───── Dataset excerpts
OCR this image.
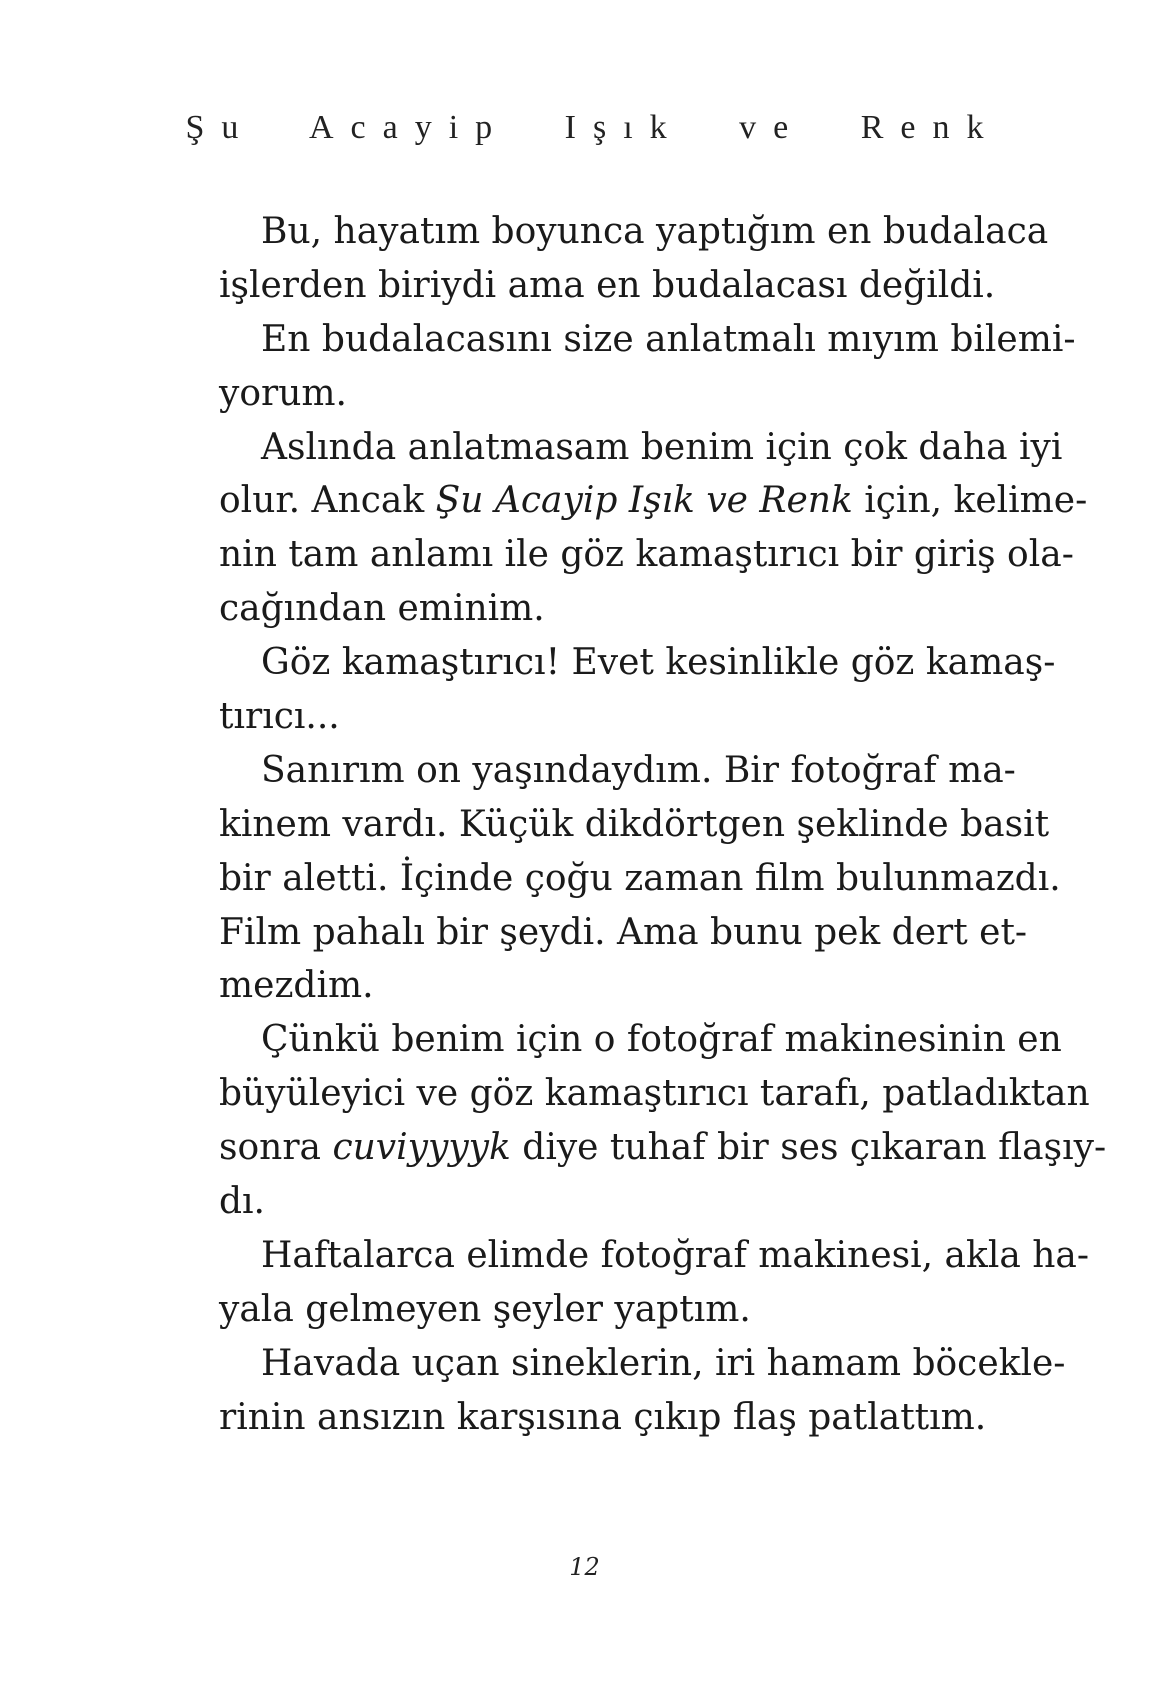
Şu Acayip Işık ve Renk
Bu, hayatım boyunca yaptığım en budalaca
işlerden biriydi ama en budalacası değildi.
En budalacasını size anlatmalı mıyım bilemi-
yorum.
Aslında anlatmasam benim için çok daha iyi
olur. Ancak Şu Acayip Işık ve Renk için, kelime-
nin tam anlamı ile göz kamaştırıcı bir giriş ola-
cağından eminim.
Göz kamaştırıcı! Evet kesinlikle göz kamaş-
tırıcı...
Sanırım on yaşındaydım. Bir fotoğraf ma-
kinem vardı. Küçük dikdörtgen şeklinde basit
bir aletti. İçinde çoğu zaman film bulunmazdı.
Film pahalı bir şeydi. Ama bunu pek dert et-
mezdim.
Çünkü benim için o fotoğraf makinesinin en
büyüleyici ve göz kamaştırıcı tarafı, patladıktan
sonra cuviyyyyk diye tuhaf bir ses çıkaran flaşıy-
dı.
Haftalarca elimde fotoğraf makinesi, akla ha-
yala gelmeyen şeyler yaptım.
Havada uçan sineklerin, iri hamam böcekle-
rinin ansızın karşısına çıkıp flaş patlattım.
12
──────────
Copy the material shown above in full and exactly. Skip the pictures.

• _Solution for this task_
OCR this image.
Şu Acayip Işık ve Renk
Bu, hayatım boyunca yaptığım en budalaca
işlerden biriydi ama en budalacası değildi.
En budalacasını size anlatmalı mıyım bilemi-
yorum.
Aslında anlatmasam benim için çok daha iyi
olur. Ancak Şu Acayip Işık ve Renk için, kelime-
nin tam anlamı ile göz kamaştırıcı bir giriş ola-
cağından eminim.
Göz kamaştırıcı! Evet kesinlikle göz kamaş-
tırıcı...
Sanırım on yaşındaydım. Bir fotoğraf ma-
kinem vardı. Küçük dikdörtgen şeklinde basit
bir aletti. İçinde çoğu zaman film bulunmazdı.
Film pahalı bir şeydi. Ama bunu pek dert et-
mezdim.
Çünkü benim için o fotoğraf makinesinin en
büyüleyici ve göz kamaştırıcı tarafı, patladıktan
sonra cuviyyyyk diye tuhaf bir ses çıkaran flaşıy-
dı.
Haftalarca elimde fotoğraf makinesi, akla ha-
yala gelmeyen şeyler yaptım.
Havada uçan sineklerin, iri hamam böcekle-
rinin ansızın karşısına çıkıp flaş patlattım.
12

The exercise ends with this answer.